# start of SUPPLIED DATA

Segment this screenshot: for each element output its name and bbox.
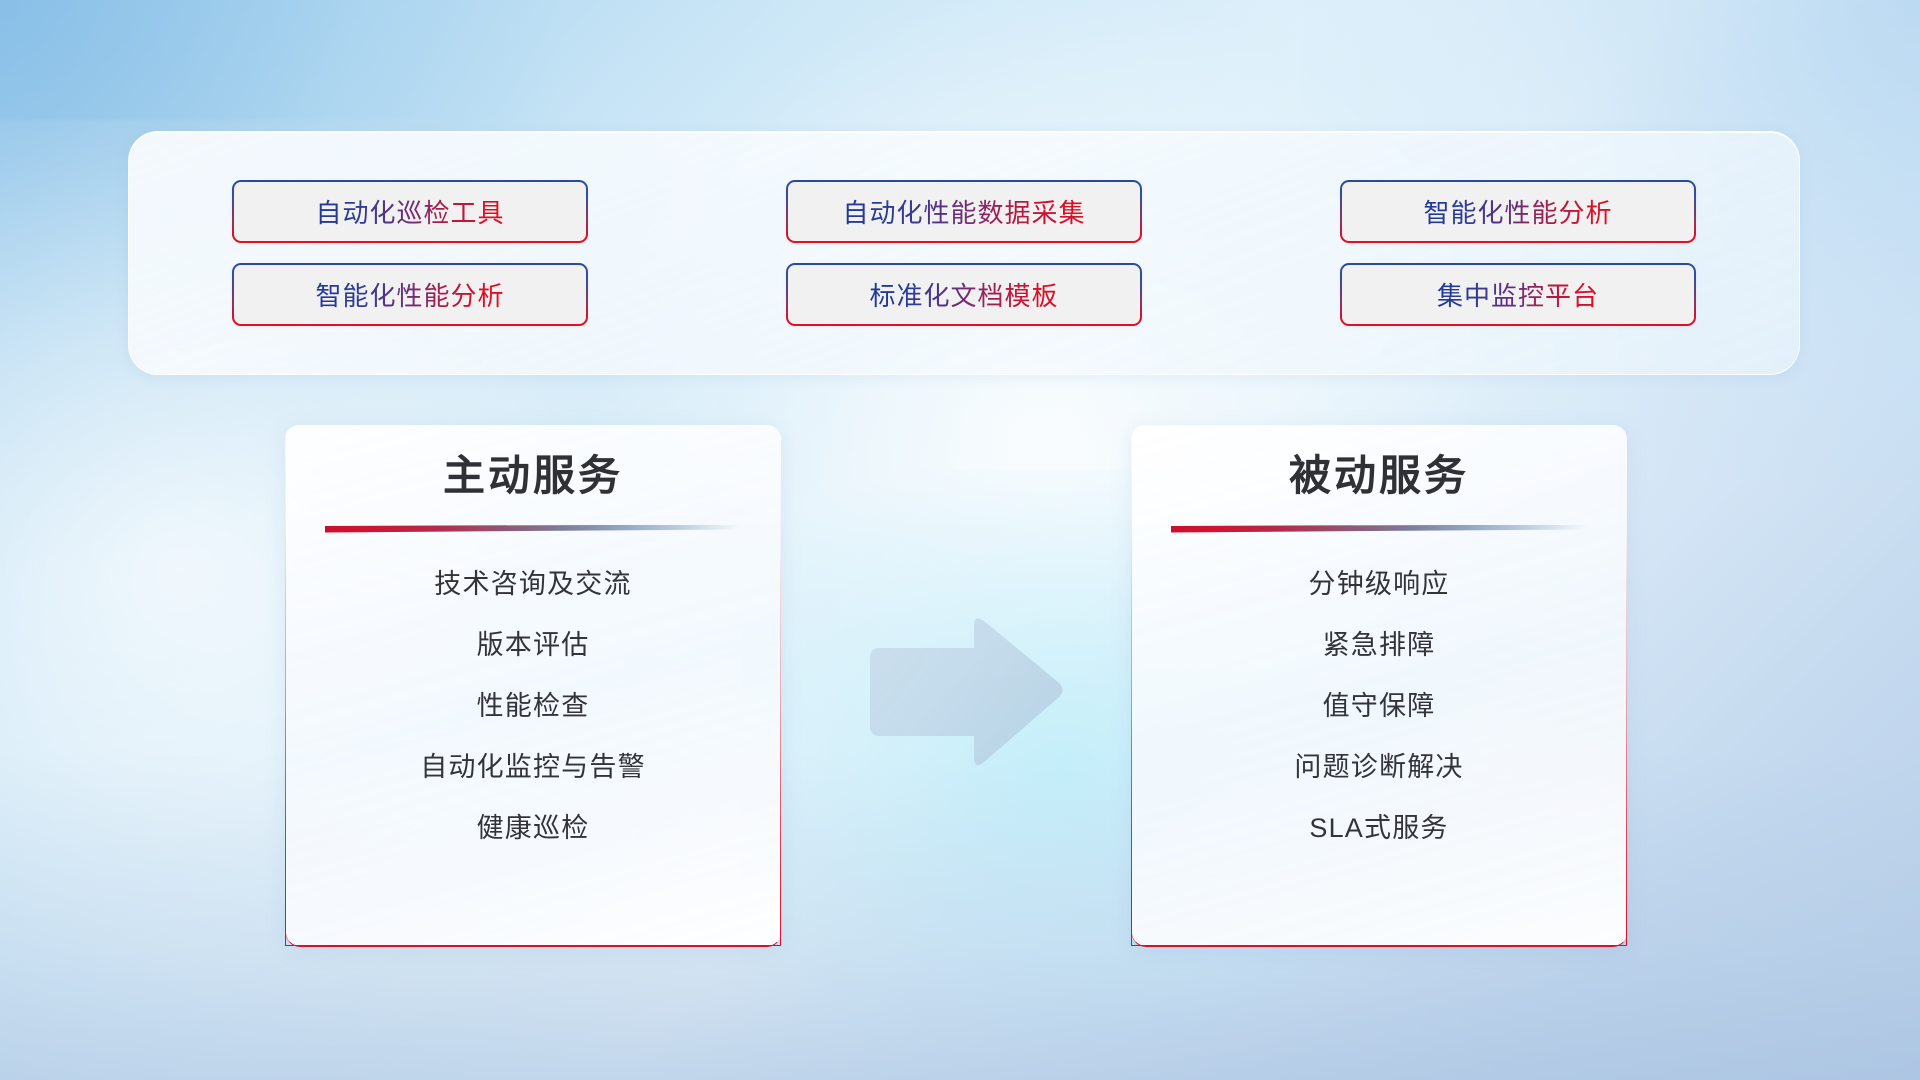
capability-tag-label: 自动化性能数据采集	[842, 193, 1085, 230]
card-divider	[325, 525, 741, 533]
service-list-item: 技术咨询及交流	[434, 567, 631, 602]
service-card-active[interactable]: 主动服务 技术咨询及交流 版本评估 性能检查 自动化监控与告警 健康巡检	[285, 425, 781, 946]
card-title: 主动服务	[286, 450, 780, 503]
service-list-item: 紧急排障	[1323, 628, 1436, 663]
service-list-item: SLA式服务	[1309, 811, 1448, 846]
arrow-right-icon	[862, 612, 1068, 774]
service-list-item: 分钟级响应	[1309, 567, 1450, 602]
card-divider-bar	[1171, 525, 1587, 533]
service-item-list: 技术咨询及交流 版本评估 性能检查 自动化监控与告警 健康巡检	[286, 567, 780, 846]
service-list-item: 健康巡检	[477, 811, 590, 846]
capability-panel: 自动化巡检工具 自动化性能数据采集 智能化性能分析 智能化性能分析 标准化文档模…	[128, 131, 1800, 375]
slide-canvas: 自动化巡检工具 自动化性能数据采集 智能化性能分析 智能化性能分析 标准化文档模…	[0, 0, 1920, 1080]
capability-tag-label: 集中监控平台	[1437, 276, 1599, 313]
service-list-item: 版本评估	[477, 628, 590, 663]
capability-tag-grid: 自动化巡检工具 自动化性能数据采集 智能化性能分析 智能化性能分析 标准化文档模…	[232, 180, 1696, 326]
capability-tag-label: 智能化性能分析	[315, 276, 504, 313]
service-list-item: 性能检查	[477, 689, 590, 724]
capability-tag[interactable]: 自动化巡检工具	[232, 180, 588, 243]
card-divider	[1171, 525, 1587, 533]
card-divider-bar	[325, 525, 741, 533]
capability-tag-label: 标准化文档模板	[869, 276, 1058, 313]
capability-tag[interactable]: 标准化文档模板	[786, 263, 1142, 326]
service-list-item: 值守保障	[1323, 689, 1436, 724]
capability-tag-label: 自动化巡检工具	[315, 193, 504, 230]
service-list-item: 自动化监控与告警	[420, 750, 646, 785]
service-list-item: 问题诊断解决	[1294, 750, 1463, 785]
capability-tag[interactable]: 自动化性能数据采集	[786, 180, 1142, 243]
service-item-list: 分钟级响应 紧急排障 值守保障 问题诊断解决 SLA式服务	[1132, 567, 1626, 846]
card-title: 被动服务	[1132, 450, 1626, 503]
capability-tag[interactable]: 集中监控平台	[1340, 263, 1696, 326]
capability-tag[interactable]: 智能化性能分析	[232, 263, 588, 326]
capability-tag[interactable]: 智能化性能分析	[1340, 180, 1696, 243]
capability-tag-label: 智能化性能分析	[1423, 193, 1612, 230]
service-card-passive[interactable]: 被动服务 分钟级响应 紧急排障 值守保障 问题诊断解决 SLA式服务	[1131, 425, 1627, 946]
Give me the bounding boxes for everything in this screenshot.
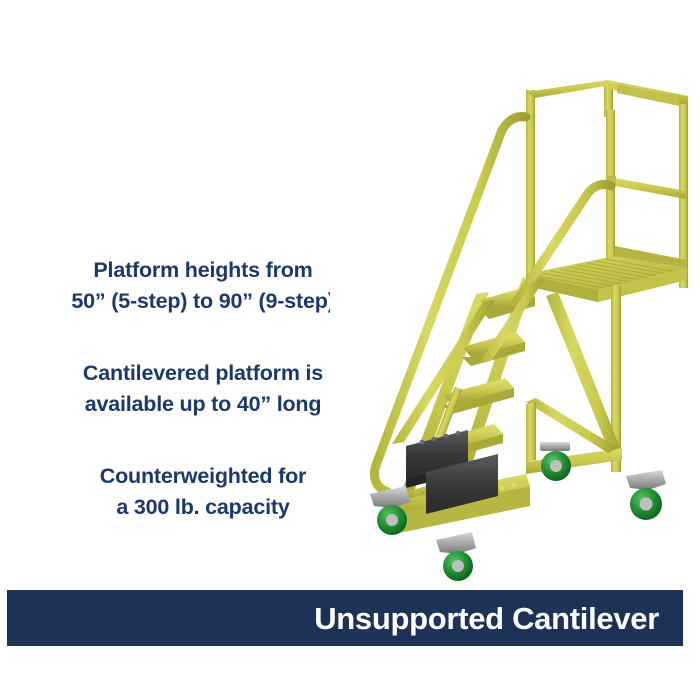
product-image: [330, 10, 700, 590]
banner-title: Unsupported Cantilever: [314, 603, 659, 634]
page-root: Platform heights from 50” (5-step) to 90…: [0, 0, 700, 700]
bottom-banner: Unsupported Cantilever: [7, 590, 683, 646]
ladder-illustration: [330, 10, 700, 590]
caster-rear-left: [540, 442, 571, 481]
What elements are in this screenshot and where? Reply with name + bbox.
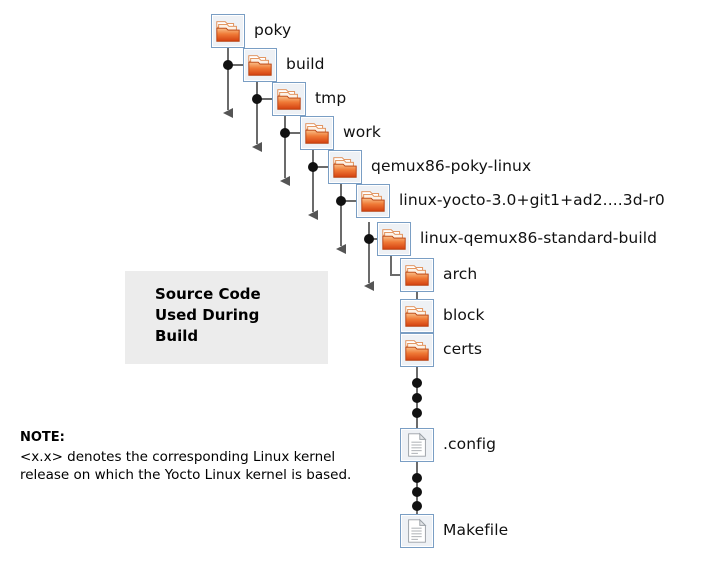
note-body: <x.x> denotes the corresponding Linux ke…	[20, 448, 380, 484]
tree-node-tmp[interactable]: tmp	[272, 82, 346, 116]
folder-icon	[243, 48, 277, 82]
tree-node-label: poky	[254, 23, 291, 39]
tree-node-label: block	[443, 308, 485, 324]
tree-node-label: qemux86-poky-linux	[371, 159, 531, 175]
tree-node-qemux86-poky-linux[interactable]: qemux86-poky-linux	[328, 150, 531, 184]
directory-tree-diagram: poky build tmp	[0, 0, 705, 581]
folder-icon	[211, 14, 245, 48]
tree-node-work[interactable]: work	[300, 116, 381, 150]
tree-node-label: certs	[443, 342, 482, 358]
folder-icon	[328, 150, 362, 184]
folder-icon	[356, 184, 390, 218]
tree-node-certs[interactable]: certs	[400, 333, 482, 367]
tree-node-label: Makefile	[443, 523, 508, 539]
folder-icon	[400, 299, 434, 333]
tree-node-block[interactable]: block	[400, 299, 485, 333]
tree-node-makefile[interactable]: Makefile	[400, 514, 508, 548]
tree-node-linux-qemux86-standard-build[interactable]: linux-qemux86-standard-build	[377, 222, 657, 256]
tree-node-label: arch	[443, 267, 477, 283]
document-icon	[400, 428, 434, 462]
note-block: NOTE: <x.x> denotes the corresponding Li…	[20, 430, 380, 484]
tree-node-label: build	[286, 57, 325, 73]
tree-node-label: .config	[443, 437, 496, 453]
folder-icon	[300, 116, 334, 150]
folder-icon	[400, 333, 434, 367]
tree-node-linux-yocto[interactable]: linux-yocto-3.0+git1+ad2....3d-r0	[356, 184, 665, 218]
callout-label: Source Code Used During Build	[155, 284, 261, 347]
folder-icon	[400, 258, 434, 292]
tree-node-poky[interactable]: poky	[211, 14, 291, 48]
tree-node-label: linux-qemux86-standard-build	[420, 231, 657, 247]
note-title: NOTE:	[20, 430, 380, 446]
document-icon	[400, 514, 434, 548]
tree-node-label: linux-yocto-3.0+git1+ad2....3d-r0	[399, 193, 665, 209]
folder-icon	[377, 222, 411, 256]
folder-icon	[272, 82, 306, 116]
tree-node-label: tmp	[315, 91, 346, 107]
connector-lines	[0, 0, 705, 581]
tree-node-arch[interactable]: arch	[400, 258, 477, 292]
tree-node-label: work	[343, 125, 381, 141]
source-code-callout: Source Code Used During Build	[125, 271, 328, 364]
tree-node-config-file[interactable]: .config	[400, 428, 496, 462]
tree-node-build[interactable]: build	[243, 48, 325, 82]
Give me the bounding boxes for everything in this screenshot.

# end of SUPPLIED DATA

Can you give the lines from the one containing "193, 1085, 230]" through the one containing "811, 590, 846]", inclusive, again with "arrow-right-icon" changed to "arrow-next-icon" and everything else left as is?

- [RESULT FOR THIS EXERCISE]:
capability-tag-label: 自动化性能数据采集	[842, 193, 1085, 230]
card-divider	[325, 525, 741, 533]
service-list-item: 技术咨询及交流	[434, 567, 631, 602]
service-card-active[interactable]: 主动服务 技术咨询及交流 版本评估 性能检查 自动化监控与告警 健康巡检	[285, 425, 781, 946]
card-title: 主动服务	[286, 450, 780, 503]
service-list-item: 紧急排障	[1323, 628, 1436, 663]
service-list-item: SLA式服务	[1309, 811, 1448, 846]
arrow-next-icon	[862, 612, 1068, 774]
service-list-item: 分钟级响应	[1309, 567, 1450, 602]
card-divider-bar	[1171, 525, 1587, 533]
service-item-list: 技术咨询及交流 版本评估 性能检查 自动化监控与告警 健康巡检	[286, 567, 780, 846]
service-list-item: 健康巡检	[477, 811, 590, 846]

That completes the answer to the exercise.